START READING TEXT

1️⃣ Credit Score Impact on Approval:
   • Excellent: 89.23% approval rate
   • Good: 84.74% approval rate
   • Fair: 75.05% approval rate
   • Poor: 51.37% approval rate
   • Very_Poor: 13.82% approval rate

2️⃣ Risk Indicators:
   • Applications with 0 risk flags have highest approval rates
   • Each additional default reduces approval probability significantly

3️⃣ Recommendations:
   • Implement automated decisioning for Excellent/Good credit tiers
   • Focus manual review on Fair/Poor credit applications
   • Monitor risk score threshold for real-time scoring


## 📋 Section 8: Delta Lake Tables Summary

List all tables created in this pipeline.


In [0]:
%sql
-- Show all tables created
SHOW TABLES LIKE '*loan*'

database,tableName,isTemporary
default,bronze_loan_applications,False
default,gold_loan_analytics,False
default,gold_loan_predictions,False
default,silver_loan_applications,False


### 📊 Table Row Counts

In [0]:
# Summary of all tables
tables_summary = [
    ("bronze_loan_applications", spark.table("bronze_loan_applications").count()),
    ("silver_loan_applications", spark.table("silver_loan_applications").count()),
    ("gold_loan_analytics", spark.table("gold_loan_analytics").count()),
    ("gold_loan_predictions", spark.table("gold_loan_predictions").count())
]

print("📊 Delta Tables Summary:")
print("=" * 50)
for table_name, row_count in tables_summary:
    print(f"   {table_name}: {row_count:,} rows")
print("=" * 50)

📊 Delta Tables Summary:
   bronze_loan_applications: 50,000 rows
   silver_loan_applications: 50,000 rows
   gold_loan_analytics: 393 rows
   gold_loan_predictions: 50,000 rows


## ✅ Pipeline Complete!

 ### Pipeline Layer Executor Function
 
 Use this function to run specific layers when the notebook is scheduled as a job.
 
 **Job Configuration:**
 - Task 1: `bronze_layer` (notebook with layer="bronze")
 - Task 2: `silver_layer` (depends on Task 1, layer="silver")
 - Task 3: `gold_layer` (depends on Task 2, layer="gold")

END READING TEXT

EXERCISE SET —
a. What approval rate does the loan pipeline notebook give for applicants with a Fair credit score?
b. Decide whether each statement agrees with the loan pipeline notebook. Answer yes or no, and quote the words from the notebook that settle it.
(i) Applicants with a Poor credit score are approved more than half the time.
(ii) Manual review is recommended for the Excellent and Good credit tiers.
(iii) The silver_loan_applications table has fewer rows than the bronze_loan_applications table.
c. Continue the loan pipeline notebook from the point where it ends.
The material that comes after the loan pipeline notebook is not needed here.

START RECORDS

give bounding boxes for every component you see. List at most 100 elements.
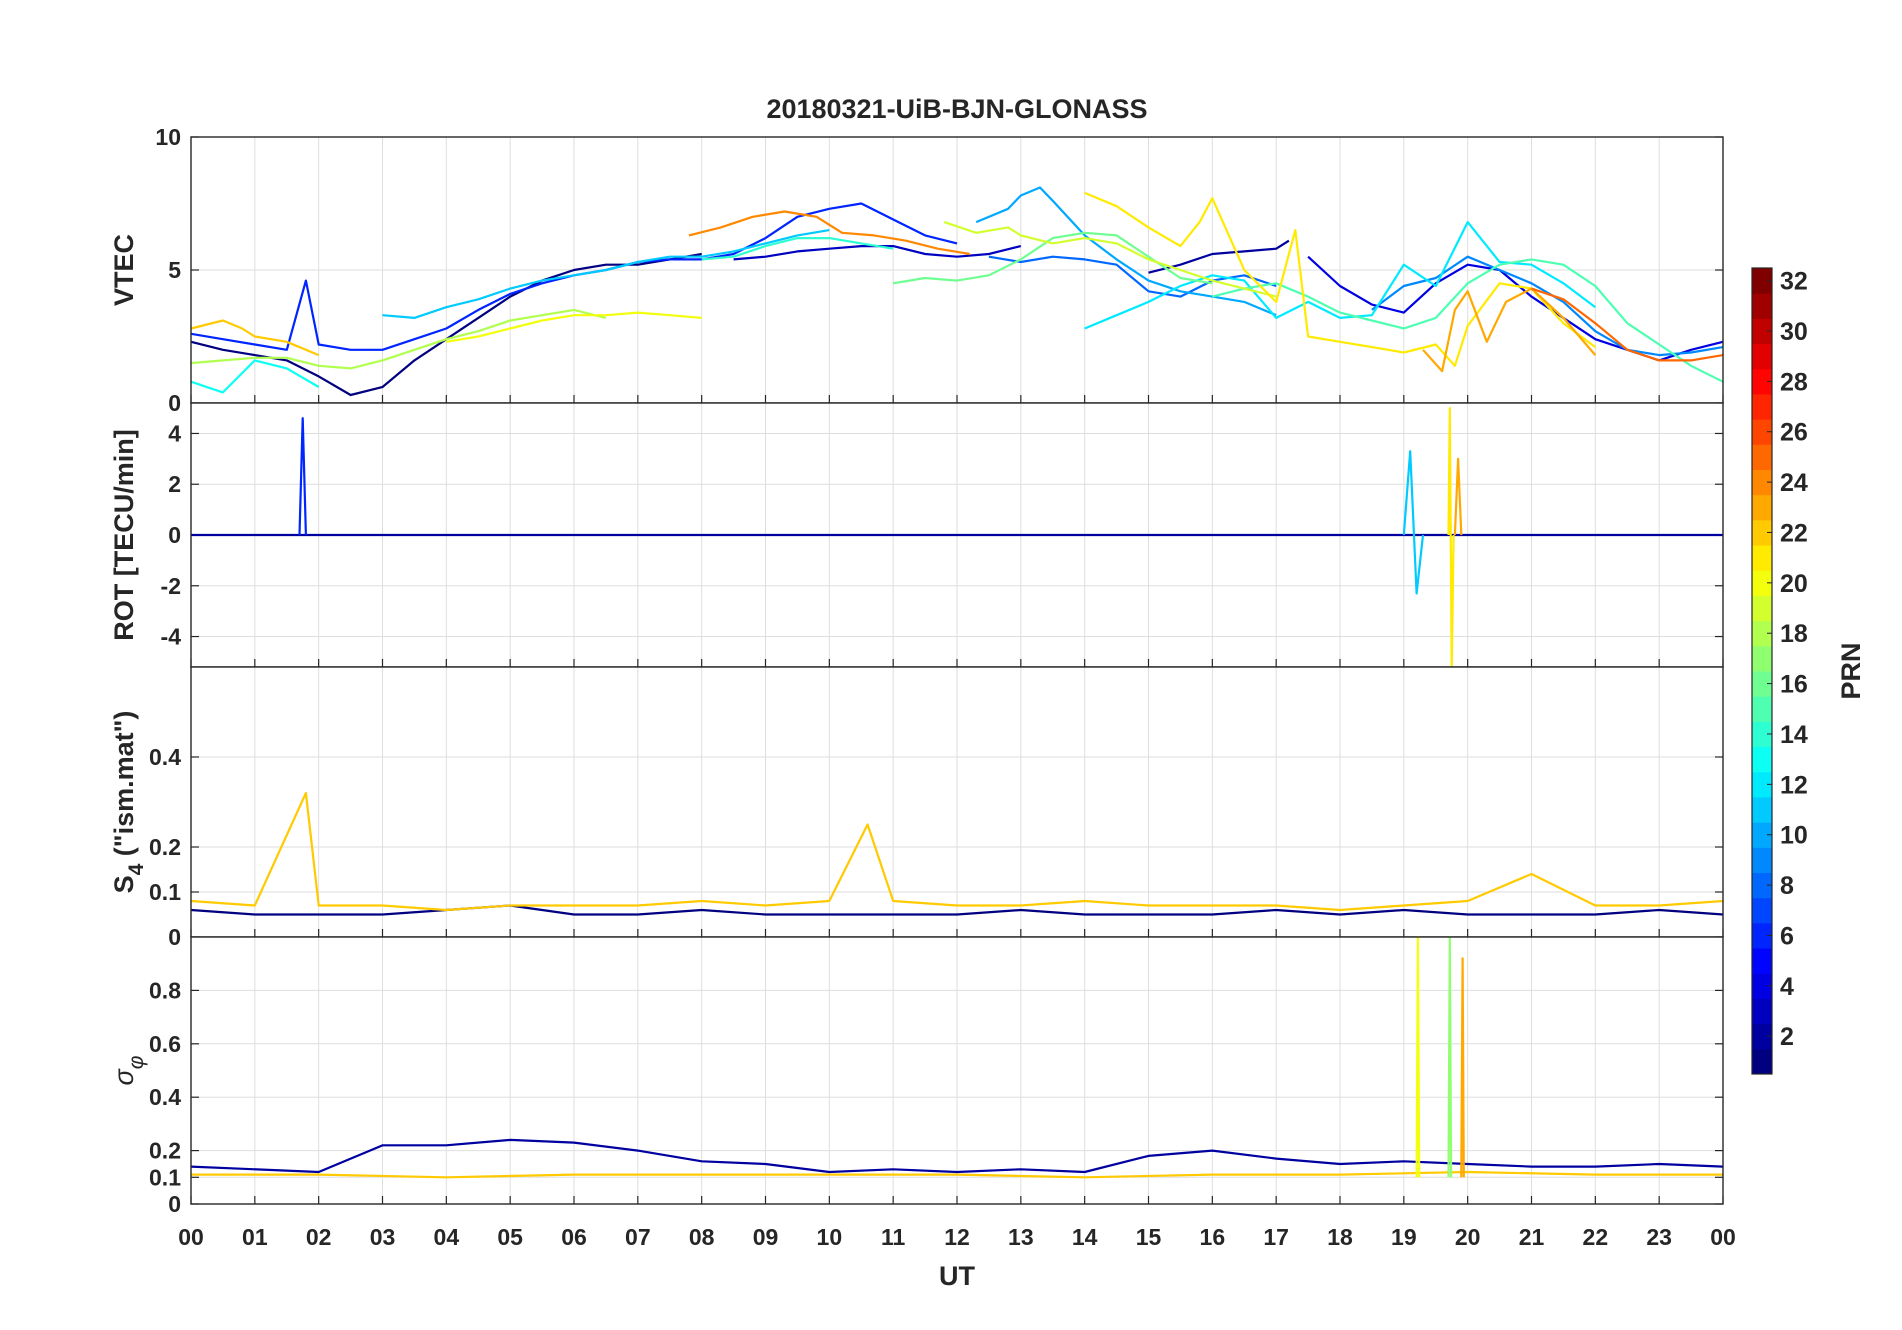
x-tick-label: 16 [1200,1224,1226,1250]
panel-4: 00.10.2 0.4 0.6 0.8 σφ [109,935,1724,1217]
series-group [191,407,1723,669]
x-tick-label: 18 [1327,1224,1353,1250]
colorbar-swatch [1752,1048,1772,1075]
series-line-prn-22 [191,1170,1723,1179]
colorbar-swatch [1752,570,1772,596]
colorbar-swatch [1752,545,1772,571]
series-group [190,186,1724,397]
colorbar-swatch [1752,998,1772,1025]
series-line-prn-10 [975,186,1277,317]
series-line-prn-22 [190,791,1724,912]
colorbar-swatch [1752,847,1772,873]
x-tick-label: 07 [625,1224,651,1250]
y-tick-label: 0.2 [149,834,181,860]
series-line-prn-19 [943,221,1277,298]
x-tick-label: 12 [944,1224,970,1250]
y-axis-label: S4 ("ism.mat") [109,711,148,894]
colorbar-tick-label: 16 [1780,671,1808,699]
series-line-prn-15 [1212,258,1724,383]
x-tick-label: 01 [242,1224,268,1250]
y-tick-label: -2 [161,573,181,599]
x-tick-label: 02 [306,1224,332,1250]
x-tick-label: 15 [1136,1224,1162,1250]
colorbar-swatch [1752,796,1772,823]
y-tick-label: 0.1 [149,1164,181,1190]
y-tick-label: 0.4 [149,1084,181,1110]
y-tick-label: 0 [168,390,181,416]
y-tick-label: 0 [168,522,181,548]
colorbar-swatch [1752,671,1772,697]
colorbar-tick-label: 10 [1780,822,1808,850]
x-tick-label: 03 [370,1224,396,1250]
y-tick-label: 0.2 [149,1138,181,1164]
y-tick-label: 2 [168,471,181,497]
x-tick-label: 17 [1263,1224,1289,1250]
x-tick-label: 14 [1072,1224,1098,1250]
chart-title: 20180321-UiB-BJN-GLONASS [766,94,1147,124]
colorbar-swatch [1752,922,1772,949]
y-tick-label: 0 [168,1191,181,1217]
y-tick-label: 0.1 [149,879,181,905]
x-tick-label: 21 [1519,1224,1545,1250]
x-tick-label: 05 [497,1224,523,1250]
series-line-prn-13 [190,359,320,394]
colorbar-frame [1751,267,1773,1075]
colorbar-swatch [1752,897,1772,924]
series-line-prn-2 [1148,239,1290,274]
colorbar-tick-label: 12 [1780,771,1808,799]
colorbar-tick-label: 4 [1780,973,1794,1001]
y-tick-label: 0.6 [149,1031,181,1057]
series-line-prn-14 [701,237,894,261]
series-line-prn-6 [298,417,307,536]
panel-2: -4 -2 0 2 4 ROT [TECU/min] [109,402,1724,669]
colorbar-swatch [1752,293,1772,319]
colorbar-label: PRN [1836,642,1866,699]
colorbar-swatch [1752,444,1772,470]
y-tick-label: 5 [168,257,181,283]
series-group [190,791,1724,916]
series-line-prn-23 [1422,287,1597,373]
y-tick-label: 4 [168,420,181,446]
colorbar-tick-label: 6 [1780,922,1794,950]
colorbar-tick-label: 14 [1780,721,1808,749]
colorbar-tick-label: 2 [1780,1023,1794,1051]
colorbar-tick-label: 18 [1780,620,1808,648]
colorbar-swatch [1752,872,1772,899]
x-tick-label: 00 [178,1224,204,1250]
series-line-prn-9 [1371,255,1724,357]
colorbar-swatch [1752,469,1772,496]
x-tick-label: 00 [1710,1224,1736,1250]
x-tick-label: 06 [561,1224,587,1250]
colorbar-swatch [1752,268,1772,294]
y-axis-label: ROT [TECU/min] [109,429,139,640]
y-tick-label: 10 [155,124,181,150]
series-line-prn-22 [190,319,320,357]
colorbar-swatch [1752,519,1772,546]
series-line-prn-2 [190,1138,1724,1174]
series-line-prn-23 [1460,957,1465,1178]
colorbar-tick-label: 8 [1780,872,1794,900]
colorbar-tick-label: 30 [1780,318,1808,346]
colorbar-swatch [1752,318,1772,345]
series-line-prn-24 [688,210,970,256]
y-axis-label: VTEC [109,234,139,306]
x-tick-label: 13 [1008,1224,1034,1250]
colorbar-tick-label: 26 [1780,419,1808,447]
colorbar-swatch [1752,645,1772,672]
colorbar-tick-label: 24 [1780,469,1808,497]
colorbar-swatch [1752,973,1772,999]
x-tick-label: 04 [434,1224,460,1250]
x-axis-label: UT [939,1261,975,1291]
colorbar-tick-label: 20 [1780,570,1808,598]
colorbar-swatch [1752,343,1772,370]
x-tick-label: 20 [1455,1224,1481,1250]
y-tick-label: 0.8 [149,977,181,1003]
colorbar-swatch [1752,620,1772,647]
y-tick-label: -4 [161,624,182,650]
colorbar-swatch [1752,393,1772,420]
colorbar-tick-label: 32 [1780,268,1808,296]
x-axis: 00 01 02 03 04 05 06 07 08 09 10 11 12 13 14 15 16 17 18 19… [178,1224,1736,1250]
colorbar-swatch [1752,595,1772,622]
series-line-prn-11 [1402,450,1425,595]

END RECORDS

RESULTS OF THE TASKS —
a. 75.05%

b.
(i) Yes: "Poor: 51.37% approval rate"
(ii) No: "Implement automated decisioning for Excellent/Good credit tiers" and "Focus manual review on Fair/Poor credit applications"
(iii) No: "bronze_loan_applications: 50,000 rows" and "silver_loan_applications: 50,000 rows"

c.
 - Task 4: `ml_training` (depends on Task 3, layer="ml_training")
 - Task 5: `batch_scoring` (depends on Task 4, layer="batch_scoring")
 - Schedule: Weekly 2 AM

In [0]:
# Add widgets for parameters
dbutils.widgets.text("source_path", "/Volumes/workspace/loanapproval/loanapproval/Loan_approval_data_2025.csv", "Source Data Path")
dbutils.widgets.dropdown("layer", "all", ["bronze", "silver", "gold", "ml_training", "batch_scoring", "all"], "Pipeline Layer")

# Get parameter values
source = dbutils.widgets.get("source_path")
dbutils.widgets.dropdown("layer", "bronze", ["bronze","silver","gold","ml_training","batch_scoring","all"])

print(f"📁 Source Path: {source}")
print(f"🔄 Selected Layer: {layer}")

📁 Source Path: /Volumes/workspace/loanapproval/loanapproval/Loan_approval_data_2025.csv
🔄 Selected Layer: all


In [0]:
def run_layer(layer_name):
    """
    Execute a specific pipeline layer.
    
    Args:
        layer_name: One of 'bronze', 'silver', 'gold', 'ml_training', 'batch_scoring', 'all'
    
    Returns:
        dict: Status and metadata for the executed layer
    """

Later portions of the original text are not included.